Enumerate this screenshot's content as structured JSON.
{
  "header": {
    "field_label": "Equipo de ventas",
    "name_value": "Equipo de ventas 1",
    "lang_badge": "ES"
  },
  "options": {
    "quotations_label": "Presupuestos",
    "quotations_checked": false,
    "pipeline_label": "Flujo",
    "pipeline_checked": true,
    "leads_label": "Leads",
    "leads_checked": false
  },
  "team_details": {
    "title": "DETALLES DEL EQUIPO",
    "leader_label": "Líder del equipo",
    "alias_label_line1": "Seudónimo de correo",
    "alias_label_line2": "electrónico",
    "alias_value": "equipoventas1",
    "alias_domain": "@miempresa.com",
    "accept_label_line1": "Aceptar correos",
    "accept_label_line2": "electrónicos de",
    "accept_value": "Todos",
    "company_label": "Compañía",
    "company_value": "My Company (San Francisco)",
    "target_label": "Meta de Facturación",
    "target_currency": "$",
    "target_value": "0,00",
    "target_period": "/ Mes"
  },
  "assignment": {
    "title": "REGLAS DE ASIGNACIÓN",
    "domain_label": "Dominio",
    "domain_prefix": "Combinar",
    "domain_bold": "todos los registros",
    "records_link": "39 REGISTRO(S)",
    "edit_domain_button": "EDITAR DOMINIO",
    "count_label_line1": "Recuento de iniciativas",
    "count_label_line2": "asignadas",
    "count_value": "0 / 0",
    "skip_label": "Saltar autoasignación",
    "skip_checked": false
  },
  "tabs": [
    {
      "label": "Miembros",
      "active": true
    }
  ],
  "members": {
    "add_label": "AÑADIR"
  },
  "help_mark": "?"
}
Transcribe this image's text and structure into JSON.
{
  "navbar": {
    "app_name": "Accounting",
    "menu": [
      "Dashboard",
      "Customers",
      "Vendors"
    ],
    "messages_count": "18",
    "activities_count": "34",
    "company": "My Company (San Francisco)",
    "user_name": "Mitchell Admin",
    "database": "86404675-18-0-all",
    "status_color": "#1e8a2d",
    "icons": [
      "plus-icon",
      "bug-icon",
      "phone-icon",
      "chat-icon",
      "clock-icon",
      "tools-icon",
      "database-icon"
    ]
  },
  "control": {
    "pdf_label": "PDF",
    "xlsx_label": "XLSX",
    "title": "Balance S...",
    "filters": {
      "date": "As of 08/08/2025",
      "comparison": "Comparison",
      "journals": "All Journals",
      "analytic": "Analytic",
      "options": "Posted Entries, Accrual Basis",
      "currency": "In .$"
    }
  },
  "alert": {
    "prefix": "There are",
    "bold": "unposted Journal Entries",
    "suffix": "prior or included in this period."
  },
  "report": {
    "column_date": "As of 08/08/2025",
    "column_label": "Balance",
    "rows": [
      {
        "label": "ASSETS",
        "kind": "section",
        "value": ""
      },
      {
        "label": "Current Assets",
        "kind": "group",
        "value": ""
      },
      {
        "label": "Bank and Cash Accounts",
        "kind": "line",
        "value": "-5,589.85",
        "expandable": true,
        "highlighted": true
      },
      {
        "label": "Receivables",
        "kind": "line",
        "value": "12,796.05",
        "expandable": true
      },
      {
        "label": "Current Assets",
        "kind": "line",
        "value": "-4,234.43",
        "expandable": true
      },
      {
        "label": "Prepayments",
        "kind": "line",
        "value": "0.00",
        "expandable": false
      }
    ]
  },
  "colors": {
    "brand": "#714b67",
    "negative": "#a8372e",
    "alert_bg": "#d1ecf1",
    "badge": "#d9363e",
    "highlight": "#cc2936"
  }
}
----
- [Exercise description]
Reproduce the listing above word for word.

- [Response for this exercise]
Enumerate this screenshot's content as structured JSON.
{
  "header": {
    "field_label": "Equipo de ventas",
    "name_value": "Equipo de ventas 1",
    "lang_badge": "ES"
  },
  "options": {
    "quotations_label": "Presupuestos",
    "quotations_checked": false,
    "pipeline_label": "Flujo",
    "pipeline_checked": true,
    "leads_label": "Leads",
    "leads_checked": false
  },
  "team_details": {
    "title": "DETALLES DEL EQUIPO",
    "leader_label": "Líder del equipo",
    "alias_label_line1": "Seudónimo de correo",
    "alias_label_line2": "electrónico",
    "alias_value": "equipoventas1",
    "alias_domain": "@miempresa.com",
    "accept_label_line1": "Aceptar correos",
    "accept_label_line2": "electrónicos de",
    "accept_value": "Todos",
    "company_label": "Compañía",
    "company_value": "My Company (San Francisco)",
    "target_label": "Meta de Facturación",
    "target_currency": "$",
    "target_value": "0,00",
    "target_period": "/ Mes"
  },
  "assignment": {
    "title": "REGLAS DE ASIGNACIÓN",
    "domain_label": "Dominio",
    "domain_prefix": "Combinar",
    "domain_bold": "todos los registros",
    "records_link": "39 REGISTRO(S)",
    "edit_domain_button": "EDITAR DOMINIO",
    "count_label_line1": "Recuento de iniciativas",
    "count_label_line2": "asignadas",
    "count_value": "0 / 0",
    "skip_label": "Saltar autoasignación",
    "skip_checked": false
  },
  "tabs": [
    {
      "label": "Miembros",
      "active": true
    }
  ],
  "members": {
    "add_label": "AÑADIR"
  },
  "help_mark": "?"
}
Transcribe this image's text and structure into JSON.
{
  "navbar": {
    "app_name": "Accounting",
    "menu": [
      "Dashboard",
      "Customers",
      "Vendors"
    ],
    "messages_count": "18",
    "activities_count": "34",
    "company": "My Company (San Francisco)",
    "user_name": "Mitchell Admin",
    "database": "86404675-18-0-all",
    "status_color": "#1e8a2d",
    "icons": [
      "plus-icon",
      "bug-icon",
      "phone-icon",
      "chat-icon",
      "clock-icon",
      "tools-icon",
      "database-icon"
    ]
  },
  "control": {
    "pdf_label": "PDF",
    "xlsx_label": "XLSX",
    "title": "Balance S...",
    "filters": {
      "date": "As of 08/08/2025",
      "comparison": "Comparison",
      "journals": "All Journals",
      "analytic": "Analytic",
      "options": "Posted Entries, Accrual Basis",
      "currency": "In .$"
    }
  },
  "alert": {
    "prefix": "There are",
    "bold": "unposted Journal Entries",
    "suffix": "prior or included in this period."
  },
  "report": {
    "column_date": "As of 08/08/2025",
    "column_label": "Balance",
    "rows": [
      {
        "label": "ASSETS",
        "kind": "section",
        "value": ""
      },
      {
        "label": "Current Assets",
        "kind": "group",
        "value": ""
      },
      {
        "label": "Bank and Cash Accounts",
        "kind": "line",
        "value": "-5,589.85",
        "expandable": true,
        "highlighted": true
      },
      {
        "label": "Receivables",
        "kind": "line",
        "value": "12,796.05",
        "expandable": true
      },
      {
        "label": "Current Assets",
        "kind": "line",
        "value": "-4,234.43",
        "expandable": true
      },
      {
        "label": "Prepayments",
        "kind": "line",
        "value": "0.00",
        "expandable": false
      }
    ]
  },
  "colors": {
    "brand": "#714b67",
    "negative": "#a8372e",
    "alert_bg": "#d1ecf1",
    "badge": "#d9363e",
    "highlight": "#cc2936"
  }
}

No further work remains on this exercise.